Requirements
Here are some records; return them all exactly.

[Begin Data supplied]

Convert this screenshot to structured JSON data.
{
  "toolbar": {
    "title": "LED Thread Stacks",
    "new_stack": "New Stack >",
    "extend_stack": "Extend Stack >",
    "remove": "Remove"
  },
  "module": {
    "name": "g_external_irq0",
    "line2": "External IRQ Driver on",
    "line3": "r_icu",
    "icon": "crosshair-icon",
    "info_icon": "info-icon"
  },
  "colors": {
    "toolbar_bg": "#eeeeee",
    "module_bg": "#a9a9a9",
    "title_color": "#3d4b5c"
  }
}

[End Data supplied]

Complete output
Convert this screenshot to structured JSON data.
{
  "toolbar": {
    "title": "LED Thread Stacks",
    "new_stack": "New Stack >",
    "extend_stack": "Extend Stack >",
    "remove": "Remove"
  },
  "module": {
    "name": "g_external_irq0",
    "line2": "External IRQ Driver on",
    "line3": "r_icu",
    "icon": "crosshair-icon",
    "info_icon": "info-icon"
  },
  "colors": {
    "toolbar_bg": "#eeeeee",
    "module_bg": "#a9a9a9",
    "title_color": "#3d4b5c"
  }
}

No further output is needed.